Problem statement:
Find each line containing the string "Norcia" and return it.

====

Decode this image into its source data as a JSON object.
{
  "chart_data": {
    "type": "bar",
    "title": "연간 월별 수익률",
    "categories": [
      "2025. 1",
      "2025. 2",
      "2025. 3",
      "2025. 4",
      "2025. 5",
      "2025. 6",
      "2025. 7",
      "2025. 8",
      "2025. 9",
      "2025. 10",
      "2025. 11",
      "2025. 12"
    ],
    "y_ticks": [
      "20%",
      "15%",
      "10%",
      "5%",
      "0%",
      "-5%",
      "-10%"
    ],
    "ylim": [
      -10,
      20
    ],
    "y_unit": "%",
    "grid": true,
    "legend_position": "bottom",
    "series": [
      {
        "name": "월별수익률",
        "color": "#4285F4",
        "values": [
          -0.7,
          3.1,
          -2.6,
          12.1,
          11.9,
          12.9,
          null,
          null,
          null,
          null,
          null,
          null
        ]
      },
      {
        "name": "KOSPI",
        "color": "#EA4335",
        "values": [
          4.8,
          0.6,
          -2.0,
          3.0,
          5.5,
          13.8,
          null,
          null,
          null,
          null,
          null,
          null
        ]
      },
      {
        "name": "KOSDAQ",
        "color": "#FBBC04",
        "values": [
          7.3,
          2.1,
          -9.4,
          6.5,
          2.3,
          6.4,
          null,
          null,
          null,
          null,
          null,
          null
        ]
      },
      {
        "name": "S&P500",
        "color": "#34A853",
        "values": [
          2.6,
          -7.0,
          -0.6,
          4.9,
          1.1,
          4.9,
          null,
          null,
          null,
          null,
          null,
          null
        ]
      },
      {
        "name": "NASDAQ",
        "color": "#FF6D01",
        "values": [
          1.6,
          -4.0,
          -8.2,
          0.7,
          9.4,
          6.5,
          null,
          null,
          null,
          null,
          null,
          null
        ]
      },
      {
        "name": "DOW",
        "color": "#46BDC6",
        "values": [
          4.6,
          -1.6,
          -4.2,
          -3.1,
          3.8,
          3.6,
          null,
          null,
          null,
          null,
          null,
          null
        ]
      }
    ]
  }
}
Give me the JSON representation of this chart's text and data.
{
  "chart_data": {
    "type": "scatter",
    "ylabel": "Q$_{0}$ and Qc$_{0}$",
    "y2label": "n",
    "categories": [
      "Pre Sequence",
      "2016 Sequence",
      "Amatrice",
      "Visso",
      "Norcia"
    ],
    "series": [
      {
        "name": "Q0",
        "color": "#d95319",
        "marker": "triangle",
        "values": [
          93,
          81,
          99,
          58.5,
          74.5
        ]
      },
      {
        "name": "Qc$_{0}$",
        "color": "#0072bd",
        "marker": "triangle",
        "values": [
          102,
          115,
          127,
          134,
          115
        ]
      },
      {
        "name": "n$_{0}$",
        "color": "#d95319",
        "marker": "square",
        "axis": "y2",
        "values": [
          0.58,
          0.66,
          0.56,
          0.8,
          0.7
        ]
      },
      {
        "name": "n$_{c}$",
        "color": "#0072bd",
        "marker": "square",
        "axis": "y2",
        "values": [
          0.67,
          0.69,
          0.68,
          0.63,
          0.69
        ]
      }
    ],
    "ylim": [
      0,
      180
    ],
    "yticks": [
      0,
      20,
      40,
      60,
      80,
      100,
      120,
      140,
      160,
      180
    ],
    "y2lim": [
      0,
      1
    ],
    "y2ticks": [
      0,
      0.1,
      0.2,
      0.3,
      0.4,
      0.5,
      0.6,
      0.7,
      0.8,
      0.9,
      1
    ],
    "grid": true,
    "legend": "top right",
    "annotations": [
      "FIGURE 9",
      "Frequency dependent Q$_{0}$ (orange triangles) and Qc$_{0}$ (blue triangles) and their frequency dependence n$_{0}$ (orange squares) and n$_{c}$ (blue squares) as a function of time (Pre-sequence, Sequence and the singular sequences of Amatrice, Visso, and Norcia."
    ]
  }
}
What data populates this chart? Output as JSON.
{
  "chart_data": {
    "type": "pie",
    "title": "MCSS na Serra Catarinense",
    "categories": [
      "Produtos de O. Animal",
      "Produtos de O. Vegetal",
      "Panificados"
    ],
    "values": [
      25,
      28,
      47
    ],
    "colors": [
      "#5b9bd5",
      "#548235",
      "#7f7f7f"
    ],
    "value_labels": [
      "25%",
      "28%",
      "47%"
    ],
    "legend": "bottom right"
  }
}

====

Response:
      "Norcia"
      "Frequency dependent Q$_{0}$ (orange triangles) and Qc$_{0}$ (blue triangles) and their frequency dependence n$_{0}$ (orange squares) and n$_{c}$ (blue squares) as a function of time (Pre-sequence, Sequence and the singular sequences of Amatrice, Visso, and Norcia."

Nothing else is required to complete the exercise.